Work to do:
Set down the material below word for word, excluding the pictures.

Data supplied:
=======
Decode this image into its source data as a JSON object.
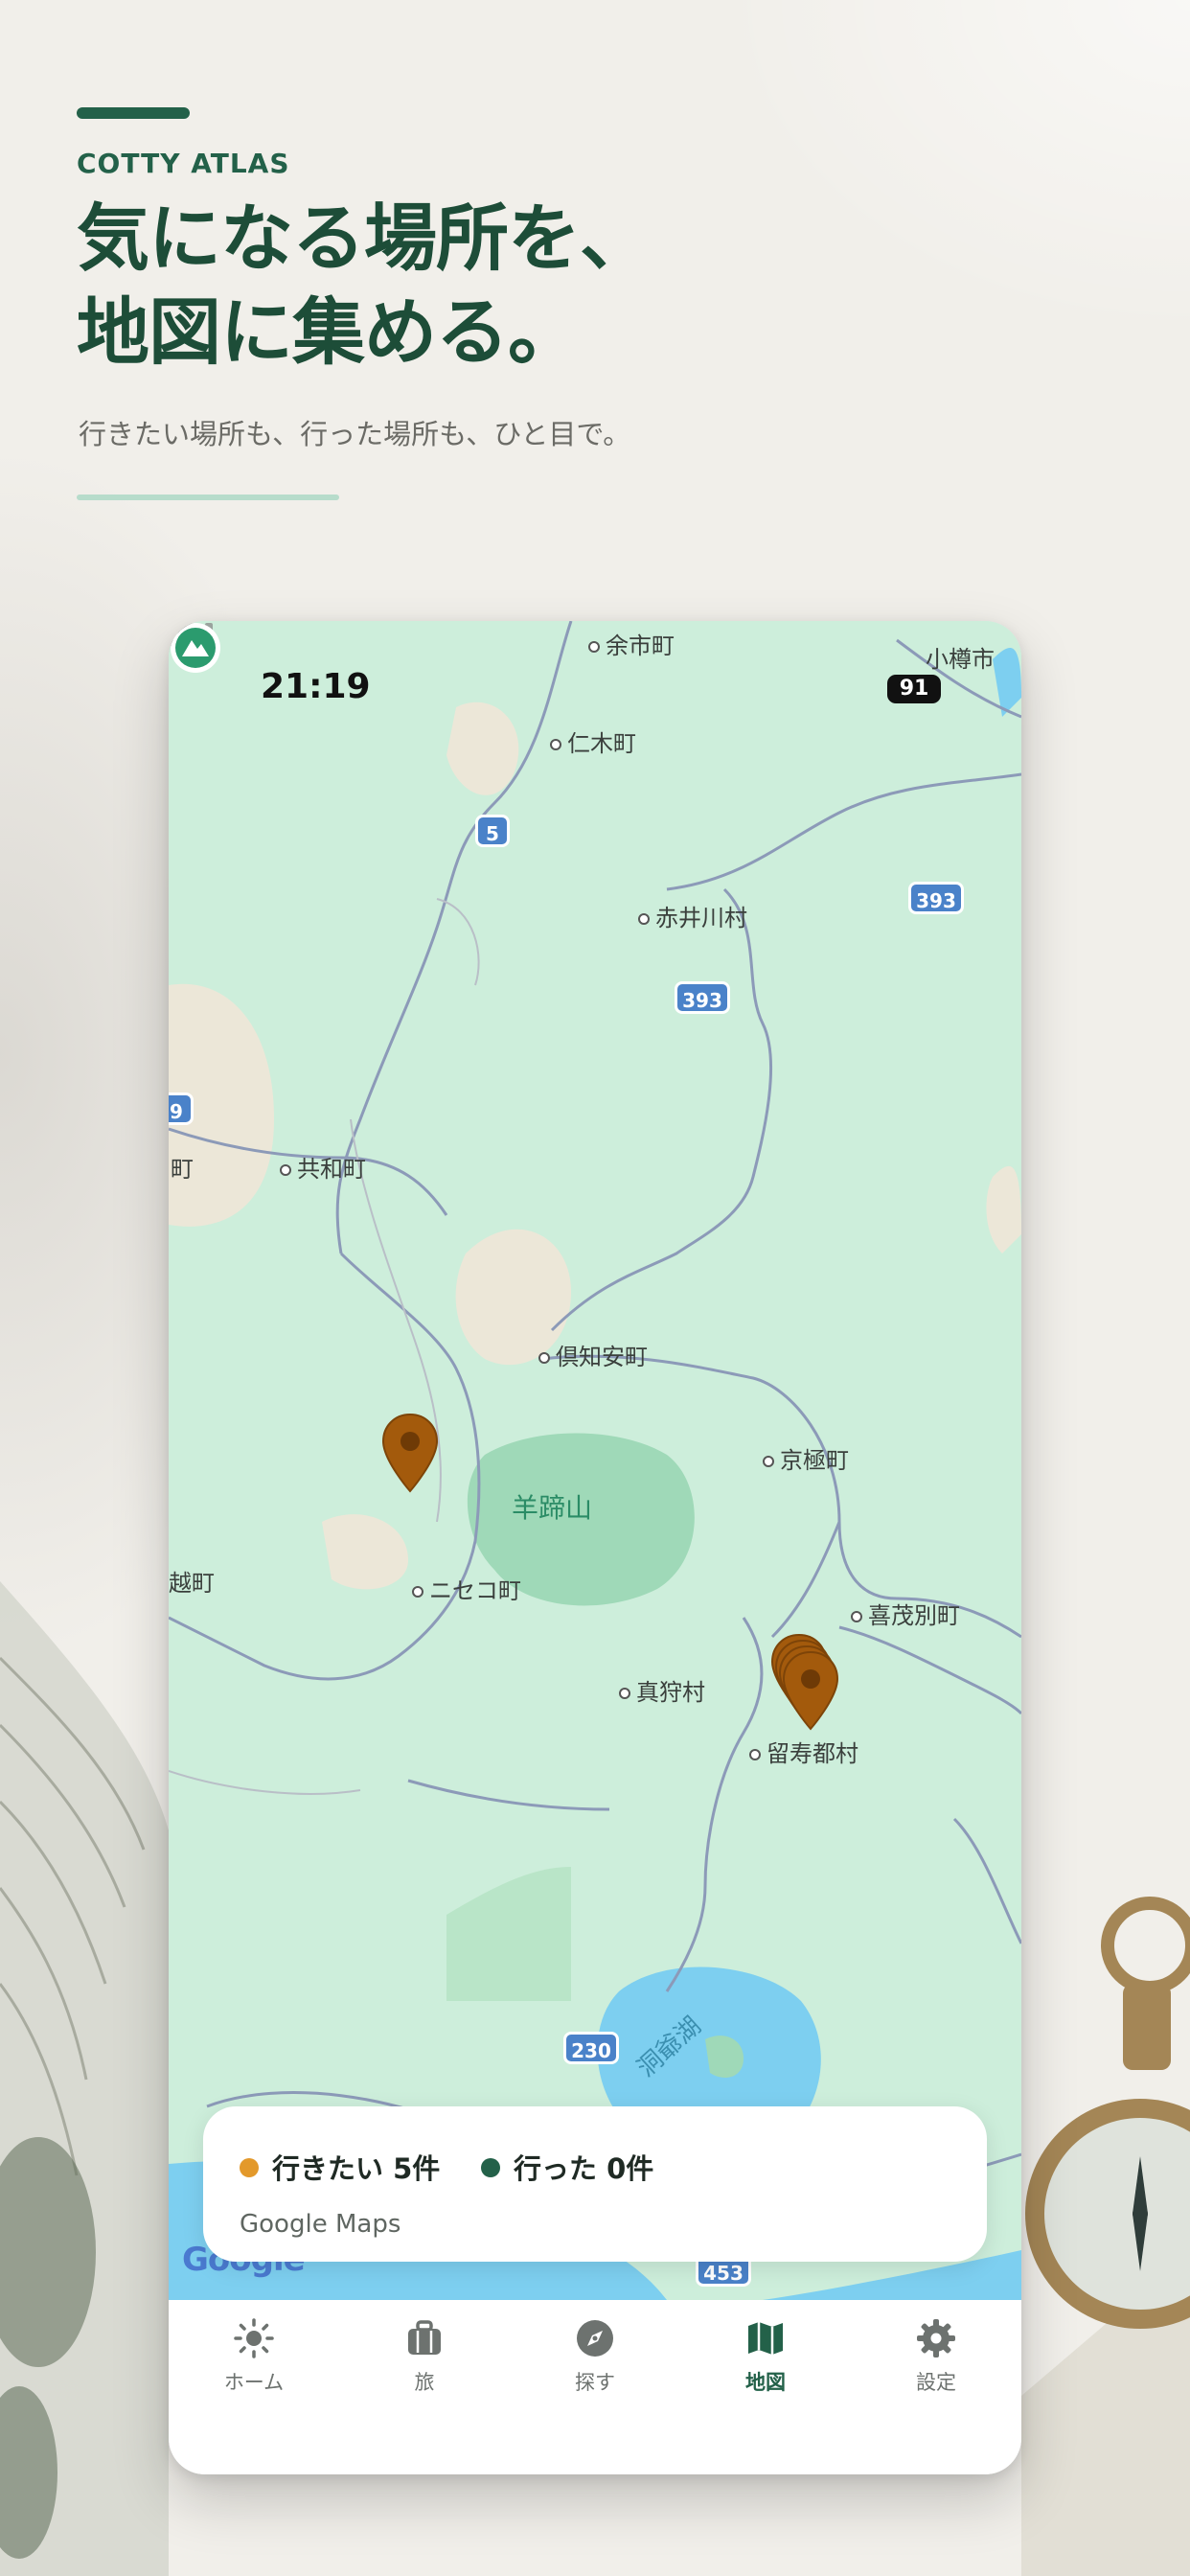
{
  "hero": {
    "eyebrow": "COTTY ATLAS",
    "headline_line1": "気になる場所を、",
    "headline_line2": "地図に集める。",
    "subtitle": "行きたい場所も、行った場所も、ひと目で。"
  },
  "status_bar": {
    "time": "21:19",
    "battery": "91"
  },
  "map": {
    "labels": {
      "yoichi": "余市町",
      "otaru": "小樽市",
      "niki": "仁木町",
      "akaigawa": "赤井川村",
      "kyowa": "共和町",
      "town_cut_left": "町",
      "kutchan": "倶知安町",
      "kyogoku": "京極町",
      "yoteizan": "羊蹄山",
      "rankoshi": "越町",
      "niseko": "ニセコ町",
      "kimobetsu": "喜茂別町",
      "makkari": "真狩村",
      "rusutsu": "留寿都村",
      "toyako": "洞爺湖"
    },
    "routes": {
      "r5": "5",
      "r393a": "393",
      "r393b": "393",
      "r9": "9",
      "r230": "230",
      "r453": "453"
    },
    "attribution": "Google",
    "pin_color": "#a35a0c"
  },
  "summary_card": {
    "want_label": "行きたい 5件",
    "want_color": "#e3992b",
    "visited_label": "行った 0件",
    "visited_color": "#236149",
    "source": "Google Maps"
  },
  "tabs": [
    {
      "label": "ホーム",
      "icon": "sun-icon"
    },
    {
      "label": "旅",
      "icon": "suitcase-icon"
    },
    {
      "label": "探す",
      "icon": "compass-icon"
    },
    {
      "label": "地図",
      "icon": "map-icon",
      "active": true
    },
    {
      "label": "設定",
      "icon": "gear-icon"
    }
  ],
  "colors": {
    "brand_green": "#236149",
    "map_land": "#cdeedb",
    "road": "#8c9ab8"
  }
}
=======
Output:
Decode this image into its source data as a JSON object.
{
  "hero": {
    "eyebrow": "COTTY ATLAS",
    "headline_line1": "気になる場所を、",
    "headline_line2": "地図に集める。",
    "subtitle": "行きたい場所も、行った場所も、ひと目で。"
  },
  "status_bar": {
    "time": "21:19",
    "battery": "91"
  },
  "map": {
    "labels": {
      "yoichi": "余市町",
      "otaru": "小樽市",
      "niki": "仁木町",
      "akaigawa": "赤井川村",
      "kyowa": "共和町",
      "town_cut_left": "町",
      "kutchan": "倶知安町",
      "kyogoku": "京極町",
      "yoteizan": "羊蹄山",
      "rankoshi": "越町",
      "niseko": "ニセコ町",
      "kimobetsu": "喜茂別町",
      "makkari": "真狩村",
      "rusutsu": "留寿都村",
      "toyako": "洞爺湖"
    },
    "routes": {
      "r5": "5",
      "r393a": "393",
      "r393b": "393",
      "r9": "9",
      "r230": "230",
      "r453": "453"
    },
    "attribution": "Google",
    "pin_color": "#a35a0c"
  },
  "summary_card": {
    "want_label": "行きたい 5件",
    "want_color": "#e3992b",
    "visited_label": "行った 0件",
    "visited_color": "#236149",
    "source": "Google Maps"
  },
  "tabs": [
    {
      "label": "ホーム",
      "icon": "sun-icon"
    },
    {
      "label": "旅",
      "icon": "suitcase-icon"
    },
    {
      "label": "探す",
      "icon": "compass-icon"
    },
    {
      "label": "地図",
      "icon": "map-icon",
      "active": true
    },
    {
      "label": "設定",
      "icon": "gear-icon"
    }
  ],
  "colors": {
    "brand_green": "#236149",
    "map_land": "#cdeedb",
    "road": "#8c9ab8"
  }
}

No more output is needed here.